DATA ROWS:
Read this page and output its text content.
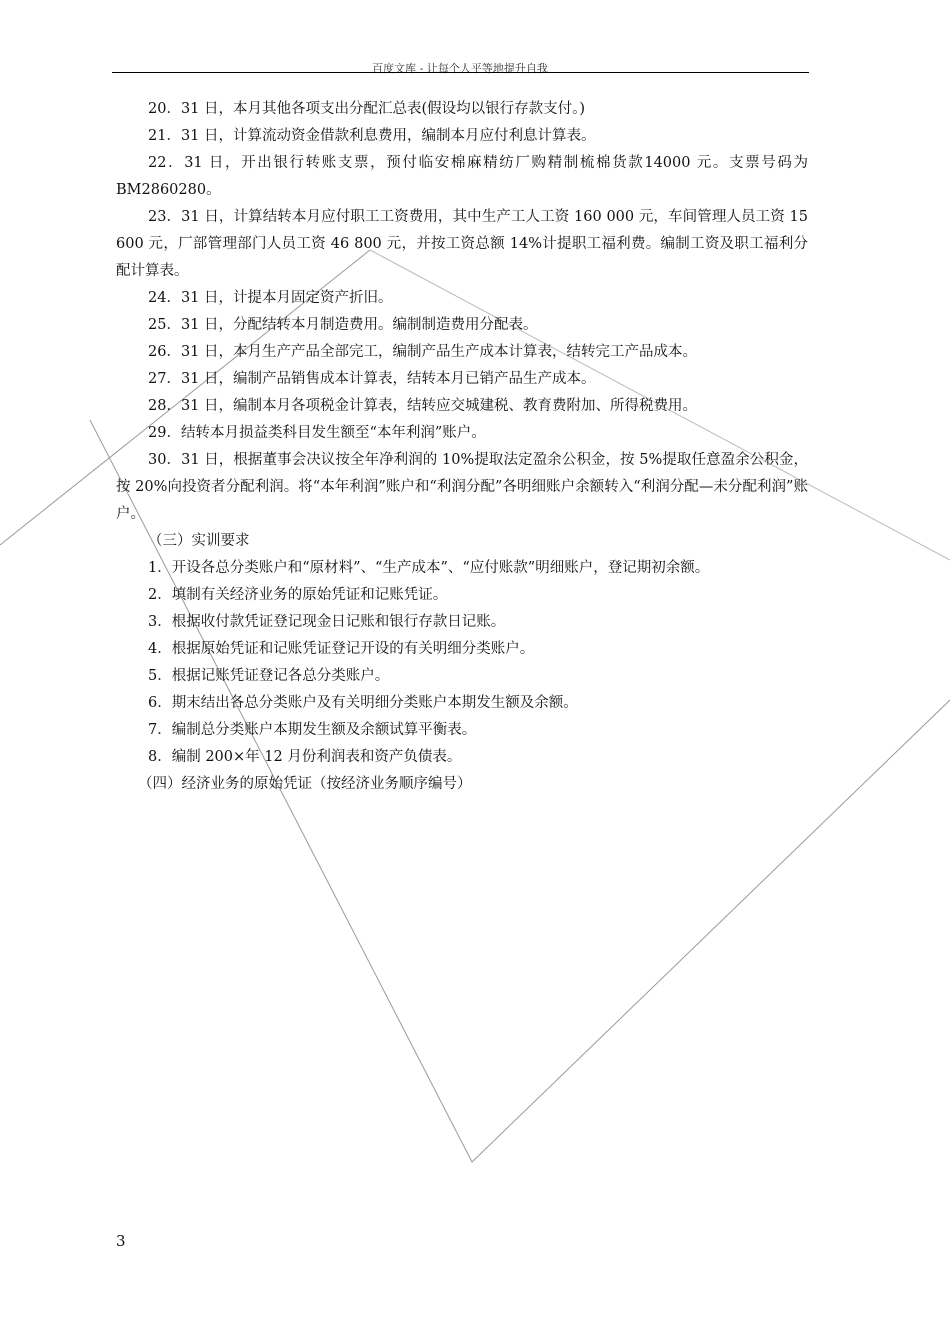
百度文库 - 让每个人平等地提升自我

20．31 日，本月其他各项支出分配汇总表(假设均以银行存款支付。)

21．31 日，计算流动资金借款利息费用，编制本月应付利息计算表。

22．31 日，开出银行转账支票，预付临安棉麻精纺厂购精制梳棉货款14000 元。支票号码为 BM2860280。

23．31 日，计算结转本月应付职工工资费用，其中生产工人工资 160 000 元，车间管理人员工资 15 600 元，厂部管理部门人员工资 46 800 元，并按工资总额 14%计提职工福利费。编制工资及职工福利分配计算表。

24．31 日，计提本月固定资产折旧。

25．31 日，分配结转本月制造费用。编制制造费用分配表。

26．31 日，本月生产产品全部完工，编制产品生产成本计算表，结转完工产品成本。

27．31 日，编制产品销售成本计算表，结转本月已销产品生产成本。

28．31 日，编制本月各项税金计算表，结转应交城建税、教育费附加、所得税费用。

29．结转本月损益类科目发生额至“本年利润”账户。

30．31 日，根据董事会决议按全年净利润的 10%提取法定盈余公积金，按 5%提取任意盈余公积金，按 20%向投资者分配利润。将“本年利润”账户和“利润分配”各明细账户余额转入“利润分配—未分配利润”账户。

（三）实训要求

1．开设各总分类账户和“原材料”、“生产成本”、“应付账款”明细账户，登记期初余额。

2．填制有关经济业务的原始凭证和记账凭证。

3．根据收付款凭证登记现金日记账和银行存款日记账。

4．根据原始凭证和记账凭证登记开设的有关明细分类账户。

5．根据记账凭证登记各总分类账户。

6．期末结出各总分类账户及有关明细分类账户本期发生额及余额。

7．编制总分类账户本期发生额及余额试算平衡表。

8．编制 200×年 12 月份利润表和资产负债表。

（四）经济业务的原始凭证（按经济业务顺序编号）

3
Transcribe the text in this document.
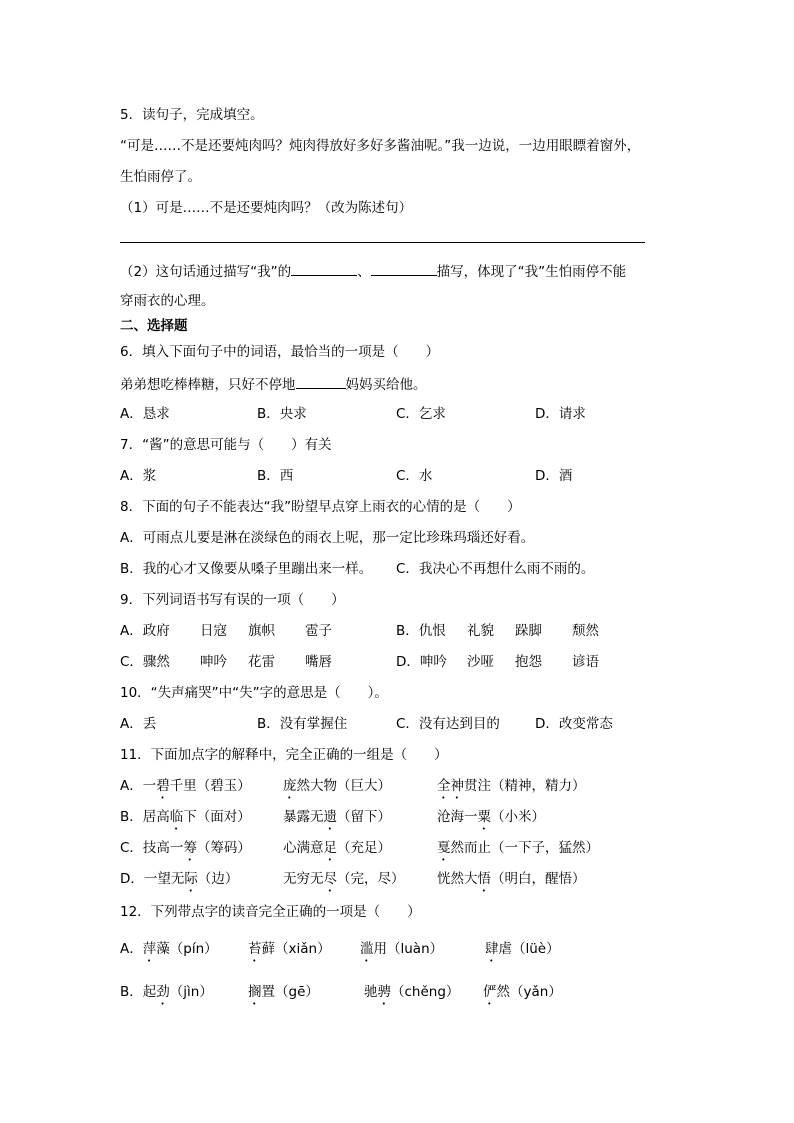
5．读句子，完成填空。
“可是……不是还要炖肉吗？炖肉得放好多好多酱油呢。”我一边说，一边用眼瞟着窗外，
生怕雨停了。
（1）可是……不是还要炖肉吗？（改为陈述句）
（2）这句话通过描写“我”的	、	描写，体现了“我”生怕雨停不能
穿雨衣的心理。
二、选择题
6．填入下面句子中的词语，最恰当的一项是（　　）
弟弟想吃棒棒糖，只好不停地	妈妈买给他。
A．恳求	B．央求	C．乞求	D．请求
7．“酱”的意思可能与（　　）有关
A．浆	B．西	C．水	D．酒
8．下面的句子不能表达“我”盼望早点穿上雨衣的心情的是（　　）
A．可雨点儿要是淋在淡绿色的雨衣上呢，那一定比珍珠玛瑙还好看。
B．我的心才又像要从嗓子里蹦出来一样。 C．我决心不再想什么雨不雨的。
9．下列词语书写有误的一项（　　）
A．政府 日寇 旗帜 雹子	B．仇恨 礼貌 跺脚 颓然
C．骤然 呻吟 花雷 嘴唇	D．呻吟 沙哑 抱怨 谚语
10．“失声痛哭”中“失”字的意思是（　　）。
A．丢	B．没有掌握住	C．没有达到目的	D．改变常态
11．下面加点字的解释中，完全正确的一组是（　　）
A．一碧千里（碧玉） 庞然大物（巨大）	全神贯注（精神，精力）
B．居高临下（面对） 暴露无遗（留下）	沧海一粟（小米）
C．技高一筹（筹码） 心满意足（充足）	戛然而止（一下子，猛然）
D．一望无际（边）	无穷无尽（完，尽） 恍然大悟（明白，醒悟）
12．下列带点字的读音完全正确的一项是（　　）
A．萍藻（pín） 苔藓（xiǎn） 滥用（luàn）	肆虐（lüè）
B．起劲（jìn）	搁置（gē）	驰骋（chěng） 俨然（yǎn）
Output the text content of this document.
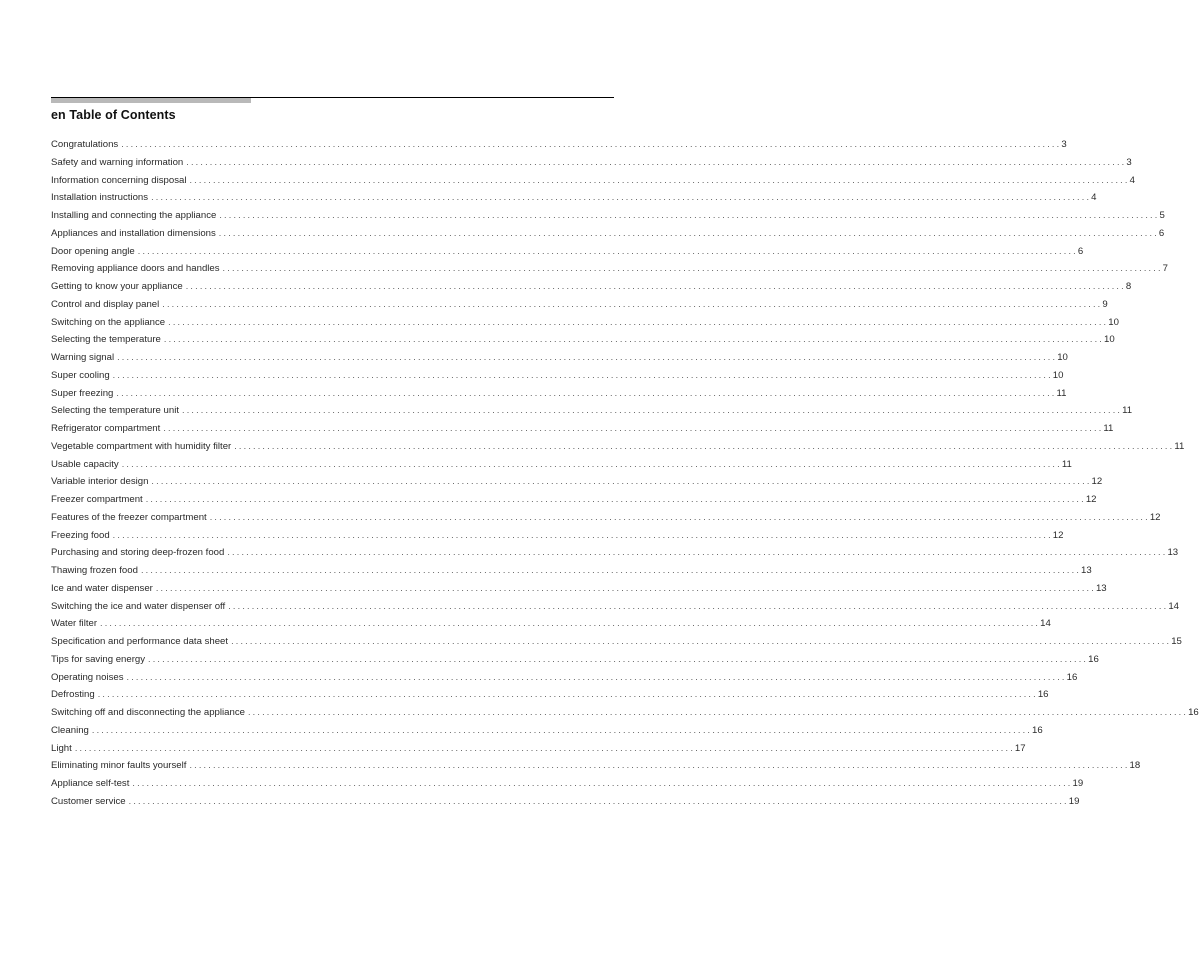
en Table of Contents
Congratulations ........................................................................................................................................................................................................ 3
Safety and warning information ........................................................................................................................................................................................................ 3
Information concerning disposal ........................................................................................................................................................................................................ 4
Installation instructions ........................................................................................................................................................................................................ 4
Installing and connecting the appliance ........................................................................................................................................................................................................ 5
Appliances and installation dimensions ........................................................................................................................................................................................................ 6
Door opening angle ........................................................................................................................................................................................................ 6
Removing appliance doors and handles ........................................................................................................................................................................................................ 7
Getting to know your appliance ........................................................................................................................................................................................................ 8
Control and display panel ........................................................................................................................................................................................................ 9
Switching on the appliance ........................................................................................................................................................................................................ 10
Selecting the temperature ........................................................................................................................................................................................................ 10
Warning signal ........................................................................................................................................................................................................ 10
Super cooling ........................................................................................................................................................................................................ 10
Super freezing ........................................................................................................................................................................................................ 11
Selecting the temperature unit ........................................................................................................................................................................................................ 11
Refrigerator compartment ........................................................................................................................................................................................................ 11
Vegetable compartment with humidity filter ........................................................................................................................................................................................................ 11
Usable capacity ........................................................................................................................................................................................................ 11
Variable interior design ........................................................................................................................................................................................................ 12
Freezer compartment ........................................................................................................................................................................................................ 12
Features of the freezer compartment ........................................................................................................................................................................................................ 12
Freezing food ........................................................................................................................................................................................................ 12
Purchasing and storing deep-frozen food ........................................................................................................................................................................................................ 13
Thawing frozen food ........................................................................................................................................................................................................ 13
Ice and water dispenser ........................................................................................................................................................................................................ 13
Switching the ice and water dispenser off ........................................................................................................................................................................................................ 14
Water filter ........................................................................................................................................................................................................ 14
Specification and performance data sheet ........................................................................................................................................................................................................ 15
Tips for saving energy ........................................................................................................................................................................................................ 16
Operating noises ........................................................................................................................................................................................................ 16
Defrosting ........................................................................................................................................................................................................ 16
Switching off and disconnecting the appliance ........................................................................................................................................................................................................ 16
Cleaning ........................................................................................................................................................................................................ 16
Light ........................................................................................................................................................................................................ 17
Eliminating minor faults yourself ........................................................................................................................................................................................................ 18
Appliance self-test ........................................................................................................................................................................................................ 19
Customer service ........................................................................................................................................................................................................ 19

DIRECTIVE:
Track down every line of the material containing the string "food", and copy it.

RESULT:
Freezing food ........................................................................................................................................................................................................ 12
Purchasing and storing deep-frozen food ........................................................................................................................................................................................................ 13
Thawing frozen food ........................................................................................................................................................................................................ 13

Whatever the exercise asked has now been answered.